Prompt:
Sort through the data and copy the lines holding the word "this".

-- START Exercise inputs --

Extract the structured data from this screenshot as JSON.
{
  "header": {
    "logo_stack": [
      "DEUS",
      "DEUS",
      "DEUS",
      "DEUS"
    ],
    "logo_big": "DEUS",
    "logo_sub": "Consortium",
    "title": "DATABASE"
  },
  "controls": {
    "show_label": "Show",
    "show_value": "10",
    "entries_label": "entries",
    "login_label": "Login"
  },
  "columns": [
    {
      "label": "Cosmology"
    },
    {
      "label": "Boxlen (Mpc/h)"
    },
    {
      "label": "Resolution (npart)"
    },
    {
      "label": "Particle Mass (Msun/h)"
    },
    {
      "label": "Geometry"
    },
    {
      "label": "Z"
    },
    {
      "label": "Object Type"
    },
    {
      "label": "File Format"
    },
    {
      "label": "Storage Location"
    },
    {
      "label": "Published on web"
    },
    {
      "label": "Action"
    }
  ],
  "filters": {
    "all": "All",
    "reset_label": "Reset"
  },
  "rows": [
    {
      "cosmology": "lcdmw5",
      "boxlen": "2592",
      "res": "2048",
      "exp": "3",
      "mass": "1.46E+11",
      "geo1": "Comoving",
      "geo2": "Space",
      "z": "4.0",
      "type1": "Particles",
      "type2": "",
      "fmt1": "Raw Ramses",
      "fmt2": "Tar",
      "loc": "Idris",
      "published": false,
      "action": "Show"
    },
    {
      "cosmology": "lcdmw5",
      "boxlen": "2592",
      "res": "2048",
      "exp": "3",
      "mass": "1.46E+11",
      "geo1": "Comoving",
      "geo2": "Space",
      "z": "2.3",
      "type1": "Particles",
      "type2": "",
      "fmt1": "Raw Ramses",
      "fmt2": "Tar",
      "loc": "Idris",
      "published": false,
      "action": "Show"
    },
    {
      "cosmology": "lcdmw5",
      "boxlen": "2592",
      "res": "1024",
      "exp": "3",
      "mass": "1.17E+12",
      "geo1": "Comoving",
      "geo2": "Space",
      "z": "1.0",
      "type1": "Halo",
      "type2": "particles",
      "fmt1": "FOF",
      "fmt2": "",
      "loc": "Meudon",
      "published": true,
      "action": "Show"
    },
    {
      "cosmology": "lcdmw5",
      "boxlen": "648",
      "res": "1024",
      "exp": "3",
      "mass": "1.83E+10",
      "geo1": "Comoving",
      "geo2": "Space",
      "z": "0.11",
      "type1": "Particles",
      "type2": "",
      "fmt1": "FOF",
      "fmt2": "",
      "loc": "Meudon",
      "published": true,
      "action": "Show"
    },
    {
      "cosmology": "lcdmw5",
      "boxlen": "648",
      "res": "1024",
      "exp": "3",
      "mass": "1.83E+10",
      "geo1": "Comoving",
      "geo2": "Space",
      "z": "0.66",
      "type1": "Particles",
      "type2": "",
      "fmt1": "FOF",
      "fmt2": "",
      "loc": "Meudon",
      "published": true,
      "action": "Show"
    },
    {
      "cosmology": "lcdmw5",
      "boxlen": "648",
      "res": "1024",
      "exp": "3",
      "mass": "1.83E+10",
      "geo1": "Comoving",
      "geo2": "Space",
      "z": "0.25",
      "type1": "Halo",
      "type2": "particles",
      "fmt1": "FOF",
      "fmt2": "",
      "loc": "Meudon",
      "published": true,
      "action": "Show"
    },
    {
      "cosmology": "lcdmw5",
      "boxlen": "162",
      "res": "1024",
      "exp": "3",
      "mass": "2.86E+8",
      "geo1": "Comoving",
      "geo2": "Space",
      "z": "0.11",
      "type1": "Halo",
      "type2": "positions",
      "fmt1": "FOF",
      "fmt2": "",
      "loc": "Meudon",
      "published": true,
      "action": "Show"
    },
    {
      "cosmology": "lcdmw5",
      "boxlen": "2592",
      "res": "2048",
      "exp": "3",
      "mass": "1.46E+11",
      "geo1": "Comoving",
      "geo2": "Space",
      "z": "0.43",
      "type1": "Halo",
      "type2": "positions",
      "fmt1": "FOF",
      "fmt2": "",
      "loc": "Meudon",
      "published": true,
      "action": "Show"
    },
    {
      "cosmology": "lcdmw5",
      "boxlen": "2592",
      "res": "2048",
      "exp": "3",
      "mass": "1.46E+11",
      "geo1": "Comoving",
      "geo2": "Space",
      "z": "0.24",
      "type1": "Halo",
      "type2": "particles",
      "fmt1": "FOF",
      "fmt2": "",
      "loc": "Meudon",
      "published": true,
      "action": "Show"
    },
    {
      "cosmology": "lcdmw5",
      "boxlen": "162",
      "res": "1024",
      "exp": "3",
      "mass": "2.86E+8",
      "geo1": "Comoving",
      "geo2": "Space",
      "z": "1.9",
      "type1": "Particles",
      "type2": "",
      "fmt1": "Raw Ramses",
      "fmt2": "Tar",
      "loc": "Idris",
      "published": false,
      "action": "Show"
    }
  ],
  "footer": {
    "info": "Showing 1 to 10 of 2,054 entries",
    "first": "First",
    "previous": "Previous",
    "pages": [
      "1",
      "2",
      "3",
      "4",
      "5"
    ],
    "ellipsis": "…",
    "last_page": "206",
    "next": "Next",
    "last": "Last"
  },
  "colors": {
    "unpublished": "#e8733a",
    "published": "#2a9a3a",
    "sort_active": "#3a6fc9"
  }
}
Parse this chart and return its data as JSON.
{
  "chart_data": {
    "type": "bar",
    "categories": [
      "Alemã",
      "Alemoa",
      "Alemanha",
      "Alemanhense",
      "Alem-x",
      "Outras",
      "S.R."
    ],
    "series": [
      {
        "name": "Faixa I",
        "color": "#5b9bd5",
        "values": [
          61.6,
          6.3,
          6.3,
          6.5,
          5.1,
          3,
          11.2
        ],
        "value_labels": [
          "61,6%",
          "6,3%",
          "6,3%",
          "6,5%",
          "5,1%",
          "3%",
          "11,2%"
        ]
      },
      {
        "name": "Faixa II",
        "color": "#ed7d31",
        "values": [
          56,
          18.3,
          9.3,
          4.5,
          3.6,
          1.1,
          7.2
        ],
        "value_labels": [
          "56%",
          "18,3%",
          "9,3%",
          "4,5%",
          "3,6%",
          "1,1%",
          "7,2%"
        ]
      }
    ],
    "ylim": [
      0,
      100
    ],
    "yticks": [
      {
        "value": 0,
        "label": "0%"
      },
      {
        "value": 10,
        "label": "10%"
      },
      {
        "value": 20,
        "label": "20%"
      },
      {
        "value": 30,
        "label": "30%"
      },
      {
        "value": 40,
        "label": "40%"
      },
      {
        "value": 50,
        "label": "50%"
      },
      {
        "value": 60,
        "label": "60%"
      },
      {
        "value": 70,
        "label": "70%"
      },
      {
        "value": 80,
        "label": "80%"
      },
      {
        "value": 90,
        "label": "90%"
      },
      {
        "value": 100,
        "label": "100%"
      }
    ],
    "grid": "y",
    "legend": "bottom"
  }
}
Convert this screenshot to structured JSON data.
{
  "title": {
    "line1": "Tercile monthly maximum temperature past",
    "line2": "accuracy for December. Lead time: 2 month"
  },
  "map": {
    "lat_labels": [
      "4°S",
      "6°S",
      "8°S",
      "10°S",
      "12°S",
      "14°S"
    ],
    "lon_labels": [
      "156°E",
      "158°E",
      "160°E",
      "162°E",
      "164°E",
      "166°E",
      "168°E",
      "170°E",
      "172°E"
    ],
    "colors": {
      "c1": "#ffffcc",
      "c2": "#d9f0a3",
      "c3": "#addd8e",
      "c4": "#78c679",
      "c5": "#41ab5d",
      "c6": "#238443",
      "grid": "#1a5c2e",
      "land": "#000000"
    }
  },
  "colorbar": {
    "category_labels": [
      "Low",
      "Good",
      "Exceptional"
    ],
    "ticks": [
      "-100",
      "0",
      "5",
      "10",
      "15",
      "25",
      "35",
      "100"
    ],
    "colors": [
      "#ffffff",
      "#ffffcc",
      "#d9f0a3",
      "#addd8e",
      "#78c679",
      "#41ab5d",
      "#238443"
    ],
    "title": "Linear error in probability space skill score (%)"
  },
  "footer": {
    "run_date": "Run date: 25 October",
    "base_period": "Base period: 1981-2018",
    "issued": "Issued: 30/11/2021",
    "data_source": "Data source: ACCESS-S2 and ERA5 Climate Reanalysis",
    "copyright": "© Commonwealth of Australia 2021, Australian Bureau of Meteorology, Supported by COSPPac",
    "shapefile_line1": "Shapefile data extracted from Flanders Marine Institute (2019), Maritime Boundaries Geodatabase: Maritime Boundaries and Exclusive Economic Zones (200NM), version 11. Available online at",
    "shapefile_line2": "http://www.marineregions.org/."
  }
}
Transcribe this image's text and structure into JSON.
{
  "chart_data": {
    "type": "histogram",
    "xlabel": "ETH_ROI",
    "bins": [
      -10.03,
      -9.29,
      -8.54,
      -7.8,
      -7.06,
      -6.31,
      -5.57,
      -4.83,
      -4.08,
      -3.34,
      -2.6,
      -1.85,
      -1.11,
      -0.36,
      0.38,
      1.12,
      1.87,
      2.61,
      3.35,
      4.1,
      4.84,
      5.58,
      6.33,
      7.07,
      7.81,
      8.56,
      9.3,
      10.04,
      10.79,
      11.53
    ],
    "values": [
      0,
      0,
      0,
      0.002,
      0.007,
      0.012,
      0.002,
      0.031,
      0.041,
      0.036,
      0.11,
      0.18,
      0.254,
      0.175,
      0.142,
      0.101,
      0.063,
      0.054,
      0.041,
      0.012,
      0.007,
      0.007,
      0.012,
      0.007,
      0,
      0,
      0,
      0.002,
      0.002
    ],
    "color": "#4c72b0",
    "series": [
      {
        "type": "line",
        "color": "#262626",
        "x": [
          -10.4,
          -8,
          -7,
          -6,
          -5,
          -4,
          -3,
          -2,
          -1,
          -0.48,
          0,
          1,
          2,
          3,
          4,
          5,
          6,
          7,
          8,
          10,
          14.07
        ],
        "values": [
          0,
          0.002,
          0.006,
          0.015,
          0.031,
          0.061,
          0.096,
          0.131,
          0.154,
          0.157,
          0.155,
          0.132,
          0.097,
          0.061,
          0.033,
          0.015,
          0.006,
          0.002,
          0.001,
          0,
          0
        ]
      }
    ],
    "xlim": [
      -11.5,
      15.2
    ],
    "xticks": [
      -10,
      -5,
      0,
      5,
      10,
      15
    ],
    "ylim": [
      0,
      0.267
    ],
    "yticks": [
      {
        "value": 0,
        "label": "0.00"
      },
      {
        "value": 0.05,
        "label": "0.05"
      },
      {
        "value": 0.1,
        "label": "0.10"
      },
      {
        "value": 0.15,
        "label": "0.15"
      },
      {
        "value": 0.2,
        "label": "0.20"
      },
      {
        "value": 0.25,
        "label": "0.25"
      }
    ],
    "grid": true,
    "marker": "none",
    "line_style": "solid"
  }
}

-- END Exercise inputs --

The completed task:
Extract the structured data from this screenshot as JSON.
Parse this chart and return its data as JSON.
Convert this screenshot to structured JSON data.
Transcribe this image's text and structure into JSON.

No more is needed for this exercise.